Output every line below exactly.

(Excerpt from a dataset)

[START]

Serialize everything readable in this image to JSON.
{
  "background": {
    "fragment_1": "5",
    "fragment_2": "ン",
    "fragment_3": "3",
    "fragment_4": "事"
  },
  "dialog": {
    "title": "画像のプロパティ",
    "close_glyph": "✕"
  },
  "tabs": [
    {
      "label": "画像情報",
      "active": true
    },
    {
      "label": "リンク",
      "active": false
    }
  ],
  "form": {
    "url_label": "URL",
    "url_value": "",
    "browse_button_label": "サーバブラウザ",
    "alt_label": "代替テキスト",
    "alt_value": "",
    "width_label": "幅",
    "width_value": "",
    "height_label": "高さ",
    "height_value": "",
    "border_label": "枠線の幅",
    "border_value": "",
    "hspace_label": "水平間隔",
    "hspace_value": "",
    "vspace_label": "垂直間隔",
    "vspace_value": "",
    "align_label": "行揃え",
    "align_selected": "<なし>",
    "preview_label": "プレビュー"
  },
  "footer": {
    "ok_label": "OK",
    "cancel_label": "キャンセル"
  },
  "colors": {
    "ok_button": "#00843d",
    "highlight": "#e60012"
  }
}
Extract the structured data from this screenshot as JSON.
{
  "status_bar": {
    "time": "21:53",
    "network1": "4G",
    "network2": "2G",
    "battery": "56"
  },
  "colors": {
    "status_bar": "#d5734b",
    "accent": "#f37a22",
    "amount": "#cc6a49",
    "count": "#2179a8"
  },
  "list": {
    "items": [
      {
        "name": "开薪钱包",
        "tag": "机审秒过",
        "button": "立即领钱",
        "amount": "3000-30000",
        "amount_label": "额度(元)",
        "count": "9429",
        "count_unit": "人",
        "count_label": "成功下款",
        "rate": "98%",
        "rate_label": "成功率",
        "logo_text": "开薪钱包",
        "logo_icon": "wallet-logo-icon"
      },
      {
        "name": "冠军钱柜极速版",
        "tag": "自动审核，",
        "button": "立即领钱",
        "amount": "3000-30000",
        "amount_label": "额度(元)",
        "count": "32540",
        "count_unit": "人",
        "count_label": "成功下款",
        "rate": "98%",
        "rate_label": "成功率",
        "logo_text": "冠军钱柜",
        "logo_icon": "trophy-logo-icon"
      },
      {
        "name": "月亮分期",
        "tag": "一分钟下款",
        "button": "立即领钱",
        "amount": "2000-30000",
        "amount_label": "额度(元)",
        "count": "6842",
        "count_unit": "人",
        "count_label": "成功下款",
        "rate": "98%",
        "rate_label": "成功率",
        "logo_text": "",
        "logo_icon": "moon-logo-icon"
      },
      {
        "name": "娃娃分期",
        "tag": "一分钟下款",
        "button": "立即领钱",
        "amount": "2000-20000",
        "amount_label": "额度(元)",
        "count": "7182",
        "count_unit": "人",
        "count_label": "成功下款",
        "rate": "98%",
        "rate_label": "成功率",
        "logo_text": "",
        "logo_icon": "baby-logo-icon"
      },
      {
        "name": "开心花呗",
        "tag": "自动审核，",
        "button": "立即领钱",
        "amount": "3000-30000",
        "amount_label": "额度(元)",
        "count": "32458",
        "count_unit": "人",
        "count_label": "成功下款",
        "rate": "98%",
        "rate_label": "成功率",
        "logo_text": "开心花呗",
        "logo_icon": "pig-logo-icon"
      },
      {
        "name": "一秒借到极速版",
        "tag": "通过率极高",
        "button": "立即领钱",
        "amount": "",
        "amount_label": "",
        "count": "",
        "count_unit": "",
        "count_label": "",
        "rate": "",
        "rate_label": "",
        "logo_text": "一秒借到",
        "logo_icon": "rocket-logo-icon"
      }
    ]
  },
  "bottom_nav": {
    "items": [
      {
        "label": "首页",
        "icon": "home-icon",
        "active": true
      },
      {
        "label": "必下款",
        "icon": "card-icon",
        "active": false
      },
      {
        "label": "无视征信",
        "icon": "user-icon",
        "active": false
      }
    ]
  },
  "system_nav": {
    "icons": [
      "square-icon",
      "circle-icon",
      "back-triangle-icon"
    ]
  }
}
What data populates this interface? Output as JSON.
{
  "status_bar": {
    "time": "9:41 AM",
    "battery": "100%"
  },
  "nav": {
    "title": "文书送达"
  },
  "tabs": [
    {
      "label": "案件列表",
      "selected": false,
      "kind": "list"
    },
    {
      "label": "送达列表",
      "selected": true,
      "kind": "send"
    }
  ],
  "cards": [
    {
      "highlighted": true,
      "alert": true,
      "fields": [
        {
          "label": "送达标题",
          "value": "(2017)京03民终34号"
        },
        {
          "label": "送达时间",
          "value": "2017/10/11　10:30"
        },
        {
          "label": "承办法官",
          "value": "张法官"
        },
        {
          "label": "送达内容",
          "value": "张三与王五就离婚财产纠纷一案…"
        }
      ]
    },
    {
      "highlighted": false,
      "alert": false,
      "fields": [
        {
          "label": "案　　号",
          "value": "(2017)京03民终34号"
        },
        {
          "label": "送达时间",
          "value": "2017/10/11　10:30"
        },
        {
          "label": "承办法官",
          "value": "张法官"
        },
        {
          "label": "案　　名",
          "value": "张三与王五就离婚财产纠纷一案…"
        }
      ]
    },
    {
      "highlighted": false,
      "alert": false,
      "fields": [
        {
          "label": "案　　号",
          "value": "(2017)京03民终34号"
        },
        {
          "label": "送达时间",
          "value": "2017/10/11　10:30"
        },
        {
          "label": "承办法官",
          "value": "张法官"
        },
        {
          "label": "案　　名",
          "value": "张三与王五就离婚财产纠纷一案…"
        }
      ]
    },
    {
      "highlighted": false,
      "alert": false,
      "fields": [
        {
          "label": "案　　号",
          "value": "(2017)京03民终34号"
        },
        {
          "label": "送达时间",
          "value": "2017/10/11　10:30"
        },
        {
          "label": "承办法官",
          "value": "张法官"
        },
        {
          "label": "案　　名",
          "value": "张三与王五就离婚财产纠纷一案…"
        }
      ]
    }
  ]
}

[END]

Task output:
Serialize everything readable in this image to JSON.
{
  "background": {
    "fragment_1": "5",
    "fragment_2": "ン",
    "fragment_3": "3",
    "fragment_4": "事"
  },
  "dialog": {
    "title": "画像のプロパティ",
    "close_glyph": "✕"
  },
  "tabs": [
    {
      "label": "画像情報",
      "active": true
    },
    {
      "label": "リンク",
      "active": false
    }
  ],
  "form": {
    "url_label": "URL",
    "url_value": "",
    "browse_button_label": "サーバブラウザ",
    "alt_label": "代替テキスト",
    "alt_value": "",
    "width_label": "幅",
    "width_value": "",
    "height_label": "高さ",
    "height_value": "",
    "border_label": "枠線の幅",
    "border_value": "",
    "hspace_label": "水平間隔",
    "hspace_value": "",
    "vspace_label": "垂直間隔",
    "vspace_value": "",
    "align_label": "行揃え",
    "align_selected": "<なし>",
    "preview_label": "プレビュー"
  },
  "footer": {
    "ok_label": "OK",
    "cancel_label": "キャンセル"
  },
  "colors": {
    "ok_button": "#00843d",
    "highlight": "#e60012"
  }
}
Extract the structured data from this screenshot as JSON.
{
  "status_bar": {
    "time": "21:53",
    "network1": "4G",
    "network2": "2G",
    "battery": "56"
  },
  "colors": {
    "status_bar": "#d5734b",
    "accent": "#f37a22",
    "amount": "#cc6a49",
    "count": "#2179a8"
  },
  "list": {
    "items": [
      {
        "name": "开薪钱包",
        "tag": "机审秒过",
        "button": "立即领钱",
        "amount": "3000-30000",
        "amount_label": "额度(元)",
        "count": "9429",
        "count_unit": "人",
        "count_label": "成功下款",
        "rate": "98%",
        "rate_label": "成功率",
        "logo_text": "开薪钱包",
        "logo_icon": "wallet-logo-icon"
      },
      {
        "name": "冠军钱柜极速版",
        "tag": "自动审核，",
        "button": "立即领钱",
        "amount": "3000-30000",
        "amount_label": "额度(元)",
        "count": "32540",
        "count_unit": "人",
        "count_label": "成功下款",
        "rate": "98%",
        "rate_label": "成功率",
        "logo_text": "冠军钱柜",
        "logo_icon": "trophy-logo-icon"
      },
      {
        "name": "月亮分期",
        "tag": "一分钟下款",
        "button": "立即领钱",
        "amount": "2000-30000",
        "amount_label": "额度(元)",
        "count": "6842",
        "count_unit": "人",
        "count_label": "成功下款",
        "rate": "98%",
        "rate_label": "成功率",
        "logo_text": "",
        "logo_icon": "moon-logo-icon"
      },
      {
        "name": "娃娃分期",
        "tag": "一分钟下款",
        "button": "立即领钱",
        "amount": "2000-20000",
        "amount_label": "额度(元)",
        "count": "7182",
        "count_unit": "人",
        "count_label": "成功下款",
        "rate": "98%",
        "rate_label": "成功率",
        "logo_text": "",
        "logo_icon": "baby-logo-icon"
      },
      {
        "name": "开心花呗",
        "tag": "自动审核，",
        "button": "立即领钱",
        "amount": "3000-30000",
        "amount_label": "额度(元)",
        "count": "32458",
        "count_unit": "人",
        "count_label": "成功下款",
        "rate": "98%",
        "rate_label": "成功率",
        "logo_text": "开心花呗",
        "logo_icon": "pig-logo-icon"
      },
      {
        "name": "一秒借到极速版",
        "tag": "通过率极高",
        "button": "立即领钱",
        "amount": "",
        "amount_label": "",
        "count": "",
        "count_unit": "",
        "count_label": "",
        "rate": "",
        "rate_label": "",
        "logo_text": "一秒借到",
        "logo_icon": "rocket-logo-icon"
      }
    ]
  },
  "bottom_nav": {
    "items": [
      {
        "label": "首页",
        "icon": "home-icon",
        "active": true
      },
      {
        "label": "必下款",
        "icon": "card-icon",
        "active": false
      },
      {
        "label": "无视征信",
        "icon": "user-icon",
        "active": false
      }
    ]
  },
  "system_nav": {
    "icons": [
      "square-icon",
      "circle-icon",
      "back-triangle-icon"
    ]
  }
}
What data populates this interface? Output as JSON.
{
  "status_bar": {
    "time": "9:41 AM",
    "battery": "100%"
  },
  "nav": {
    "title": "文书送达"
  },
  "tabs": [
    {
      "label": "案件列表",
      "selected": false,
      "kind": "list"
    },
    {
      "label": "送达列表",
      "selected": true,
      "kind": "send"
    }
  ],
  "cards": [
    {
      "highlighted": true,
      "alert": true,
      "fields": [
        {
          "label": "送达标题",
          "value": "(2017)京03民终34号"
        },
        {
          "label": "送达时间",
          "value": "2017/10/11　10:30"
        },
        {
          "label": "承办法官",
          "value": "张法官"
        },
        {
          "label": "送达内容",
          "value": "张三与王五就离婚财产纠纷一案…"
        }
      ]
    },
    {
      "highlighted": false,
      "alert": false,
      "fields": [
        {
          "label": "案　　号",
          "value": "(2017)京03民终34号"
        },
        {
          "label": "送达时间",
          "value": "2017/10/11　10:30"
        },
        {
          "label": "承办法官",
          "value": "张法官"
        },
        {
          "label": "案　　名",
          "value": "张三与王五就离婚财产纠纷一案…"
        }
      ]
    },
    {
      "highlighted": false,
      "alert": false,
      "fields": [
        {
          "label": "案　　号",
          "value": "(2017)京03民终34号"
        },
        {
          "label": "送达时间",
          "value": "2017/10/11　10:30"
        },
        {
          "label": "承办法官",
          "value": "张法官"
        },
        {
          "label": "案　　名",
          "value": "张三与王五就离婚财产纠纷一案…"
        }
      ]
    },
    {
      "highlighted": false,
      "alert": false,
      "fields": [
        {
          "label": "案　　号",
          "value": "(2017)京03民终34号"
        },
        {
          "label": "送达时间",
          "value": "2017/10/11　10:30"
        },
        {
          "label": "承办法官",
          "value": "张法官"
        },
        {
          "label": "案　　名",
          "value": "张三与王五就离婚财产纠纷一案…"
        }
      ]
    }
  ]
}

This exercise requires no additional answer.